_What to produce_.
Please copy the items below, keeping every line exactly the same.

_Raw records_.

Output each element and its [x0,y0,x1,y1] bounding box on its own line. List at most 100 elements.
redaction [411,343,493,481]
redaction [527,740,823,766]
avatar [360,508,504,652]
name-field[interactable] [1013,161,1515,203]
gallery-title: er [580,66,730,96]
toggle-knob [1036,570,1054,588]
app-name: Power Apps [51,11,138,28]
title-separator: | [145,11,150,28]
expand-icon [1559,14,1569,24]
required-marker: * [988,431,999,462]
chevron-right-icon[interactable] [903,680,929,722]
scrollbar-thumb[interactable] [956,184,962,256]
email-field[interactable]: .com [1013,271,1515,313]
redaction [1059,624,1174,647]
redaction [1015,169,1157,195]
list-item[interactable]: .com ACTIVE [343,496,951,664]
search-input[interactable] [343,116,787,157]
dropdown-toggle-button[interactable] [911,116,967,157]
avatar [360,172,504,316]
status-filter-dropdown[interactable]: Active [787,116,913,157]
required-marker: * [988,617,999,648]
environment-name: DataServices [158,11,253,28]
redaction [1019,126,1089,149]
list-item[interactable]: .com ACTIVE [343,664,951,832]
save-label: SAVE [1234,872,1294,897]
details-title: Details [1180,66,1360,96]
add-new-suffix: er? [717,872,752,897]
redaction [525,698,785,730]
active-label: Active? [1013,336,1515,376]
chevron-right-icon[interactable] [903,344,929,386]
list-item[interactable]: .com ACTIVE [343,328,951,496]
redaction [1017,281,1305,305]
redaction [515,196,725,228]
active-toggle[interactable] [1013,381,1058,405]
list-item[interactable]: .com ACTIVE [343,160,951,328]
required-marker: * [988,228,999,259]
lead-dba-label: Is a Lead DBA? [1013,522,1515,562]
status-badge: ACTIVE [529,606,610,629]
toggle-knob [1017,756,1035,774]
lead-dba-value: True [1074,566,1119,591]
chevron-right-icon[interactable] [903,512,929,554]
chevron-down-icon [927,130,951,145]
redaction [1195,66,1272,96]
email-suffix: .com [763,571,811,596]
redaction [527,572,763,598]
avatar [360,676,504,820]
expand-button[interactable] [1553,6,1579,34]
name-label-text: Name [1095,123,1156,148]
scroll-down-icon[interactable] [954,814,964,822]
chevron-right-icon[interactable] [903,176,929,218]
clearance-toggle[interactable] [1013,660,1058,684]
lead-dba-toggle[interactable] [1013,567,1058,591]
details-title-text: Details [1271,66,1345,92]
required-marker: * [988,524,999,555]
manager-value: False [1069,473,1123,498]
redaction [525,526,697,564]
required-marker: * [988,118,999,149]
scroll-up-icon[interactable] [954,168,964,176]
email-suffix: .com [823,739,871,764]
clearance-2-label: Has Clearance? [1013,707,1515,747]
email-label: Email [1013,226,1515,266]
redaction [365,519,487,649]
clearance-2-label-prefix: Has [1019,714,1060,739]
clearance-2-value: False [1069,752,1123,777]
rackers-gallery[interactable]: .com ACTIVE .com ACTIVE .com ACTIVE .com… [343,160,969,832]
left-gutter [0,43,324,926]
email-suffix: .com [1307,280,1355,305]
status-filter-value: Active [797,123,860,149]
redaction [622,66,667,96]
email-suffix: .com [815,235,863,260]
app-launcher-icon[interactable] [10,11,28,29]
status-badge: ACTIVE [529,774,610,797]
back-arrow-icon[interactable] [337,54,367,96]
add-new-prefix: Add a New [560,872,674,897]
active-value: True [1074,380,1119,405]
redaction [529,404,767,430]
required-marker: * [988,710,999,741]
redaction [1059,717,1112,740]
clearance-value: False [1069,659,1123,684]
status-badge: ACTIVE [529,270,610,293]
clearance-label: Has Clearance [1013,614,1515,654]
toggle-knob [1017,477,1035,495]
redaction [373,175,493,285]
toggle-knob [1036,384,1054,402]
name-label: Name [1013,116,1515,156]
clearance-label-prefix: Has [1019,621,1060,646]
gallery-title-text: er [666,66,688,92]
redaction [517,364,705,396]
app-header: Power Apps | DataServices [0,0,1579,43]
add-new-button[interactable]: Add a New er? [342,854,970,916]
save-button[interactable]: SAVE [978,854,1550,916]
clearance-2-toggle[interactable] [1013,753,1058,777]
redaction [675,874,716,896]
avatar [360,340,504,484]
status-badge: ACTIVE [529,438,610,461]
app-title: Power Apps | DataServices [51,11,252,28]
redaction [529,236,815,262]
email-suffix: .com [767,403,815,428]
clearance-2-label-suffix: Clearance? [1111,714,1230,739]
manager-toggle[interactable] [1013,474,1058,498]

_Solution for this task_.
Output each element and its [x0,y0,x1,y1] bounding box on its own line. List at most 100 elements.
redaction [411,343,493,481]
redaction [527,740,823,766]
avatar [360,508,504,652]
name-field[interactable] [1013,161,1515,203]
gallery-title: er [580,66,730,96]
toggle-knob [1036,570,1054,588]
app-name: Power Apps [51,11,138,28]
title-separator: | [145,11,150,28]
expand-icon [1559,14,1569,24]
required-marker: * [988,431,999,462]
chevron-right-icon[interactable] [903,680,929,722]
scrollbar-thumb[interactable] [956,184,962,256]
email-field[interactable]: .com [1013,271,1515,313]
redaction [1059,624,1174,647]
redaction [1015,169,1157,195]
list-item[interactable]: .com ACTIVE [343,496,951,664]
search-input[interactable] [343,116,787,157]
dropdown-toggle-button[interactable] [911,116,967,157]
avatar [360,172,504,316]
status-filter-dropdown[interactable]: Active [787,116,913,157]
required-marker: * [988,617,999,648]
environment-name: DataServices [158,11,253,28]
redaction [1019,126,1089,149]
list-item[interactable]: .com ACTIVE [343,664,951,832]
save-label: SAVE [1234,872,1294,897]
details-title: Details [1180,66,1360,96]
add-new-suffix: er? [717,872,752,897]
redaction [525,698,785,730]
active-label: Active? [1013,336,1515,376]
chevron-right-icon[interactable] [903,344,929,386]
list-item[interactable]: .com ACTIVE [343,328,951,496]
redaction [1017,281,1305,305]
redaction [515,196,725,228]
active-toggle[interactable] [1013,381,1058,405]
list-item[interactable]: .com ACTIVE [343,160,951,328]
required-marker: * [988,228,999,259]
lead-dba-label: Is a Lead DBA? [1013,522,1515,562]
status-badge: ACTIVE [529,606,610,629]
toggle-knob [1017,756,1035,774]
lead-dba-value: True [1074,566,1119,591]
chevron-right-icon[interactable] [903,512,929,554]
chevron-down-icon [927,130,951,145]
redaction [1195,66,1272,96]
email-suffix: .com [763,571,811,596]
redaction [527,572,763,598]
avatar [360,676,504,820]
expand-button[interactable] [1553,6,1579,34]
name-label-text: Name [1095,123,1156,148]
scroll-down-icon[interactable] [954,814,964,822]
chevron-right-icon[interactable] [903,176,929,218]
clearance-toggle[interactable] [1013,660,1058,684]
lead-dba-toggle[interactable] [1013,567,1058,591]
details-title-text: Details [1271,66,1345,92]
required-marker: * [988,524,999,555]
manager-value: False [1069,473,1123,498]
redaction [525,526,697,564]
required-marker: * [988,118,999,149]
scroll-up-icon[interactable] [954,168,964,176]
email-suffix: .com [823,739,871,764]
clearance-2-label: Has Clearance? [1013,707,1515,747]
email-label: Email [1013,226,1515,266]
redaction [365,519,487,649]
clearance-2-label-prefix: Has [1019,714,1060,739]
clearance-2-value: False [1069,752,1123,777]
rackers-gallery[interactable]: .com ACTIVE .com ACTIVE .com ACTIVE .com… [343,160,969,832]
left-gutter [0,43,324,926]
email-suffix: .com [1307,280,1355,305]
status-filter-value: Active [797,123,860,149]
redaction [622,66,667,96]
email-suffix: .com [815,235,863,260]
app-launcher-icon[interactable] [10,11,28,29]
status-badge: ACTIVE [529,774,610,797]
back-arrow-icon[interactable] [337,54,367,96]
add-new-prefix: Add a New [560,872,674,897]
active-value: True [1074,380,1119,405]
redaction [529,404,767,430]
required-marker: * [988,710,999,741]
redaction [1059,717,1112,740]
clearance-value: False [1069,659,1123,684]
status-badge: ACTIVE [529,270,610,293]
clearance-label: Has Clearance [1013,614,1515,654]
toggle-knob [1017,477,1035,495]
redaction [373,175,493,285]
toggle-knob [1036,384,1054,402]
name-label: Name [1013,116,1515,156]
clearance-label-prefix: Has [1019,621,1060,646]
gallery-title-text: er [666,66,688,92]
redaction [517,364,705,396]
app-header: Power Apps | DataServices [0,0,1579,43]
add-new-button[interactable]: Add a New er? [342,854,970,916]
save-button[interactable]: SAVE [978,854,1550,916]
clearance-2-toggle[interactable] [1013,753,1058,777]
redaction [675,874,716,896]
avatar [360,340,504,484]
status-badge: ACTIVE [529,438,610,461]
app-title: Power Apps | DataServices [51,11,252,28]
redaction [529,236,815,262]
email-suffix: .com [767,403,815,428]
clearance-2-label-suffix: Clearance? [1111,714,1230,739]
manager-toggle[interactable] [1013,474,1058,498]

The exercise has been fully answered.